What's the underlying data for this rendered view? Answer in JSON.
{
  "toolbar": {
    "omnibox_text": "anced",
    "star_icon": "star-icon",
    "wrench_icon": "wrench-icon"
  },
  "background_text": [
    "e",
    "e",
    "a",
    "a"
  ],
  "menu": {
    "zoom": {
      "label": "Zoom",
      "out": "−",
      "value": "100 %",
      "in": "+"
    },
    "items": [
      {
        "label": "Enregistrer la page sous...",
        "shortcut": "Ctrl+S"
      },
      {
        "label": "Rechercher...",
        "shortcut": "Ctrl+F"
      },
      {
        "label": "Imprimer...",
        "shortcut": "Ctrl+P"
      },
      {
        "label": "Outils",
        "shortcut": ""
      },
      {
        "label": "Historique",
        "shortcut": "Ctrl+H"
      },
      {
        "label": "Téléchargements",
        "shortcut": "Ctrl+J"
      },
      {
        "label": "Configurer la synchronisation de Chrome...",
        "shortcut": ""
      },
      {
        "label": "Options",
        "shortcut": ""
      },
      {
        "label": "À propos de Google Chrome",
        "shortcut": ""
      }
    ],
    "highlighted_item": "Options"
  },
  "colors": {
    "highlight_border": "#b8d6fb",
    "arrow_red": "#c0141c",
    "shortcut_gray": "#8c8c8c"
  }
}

● WORK TO BE COMPLETED: Using the listing above, list every line in which the string "Options" occurs.

● EXPECTED OUTPUT:
        "label": "Options",
    "highlighted_item": "Options"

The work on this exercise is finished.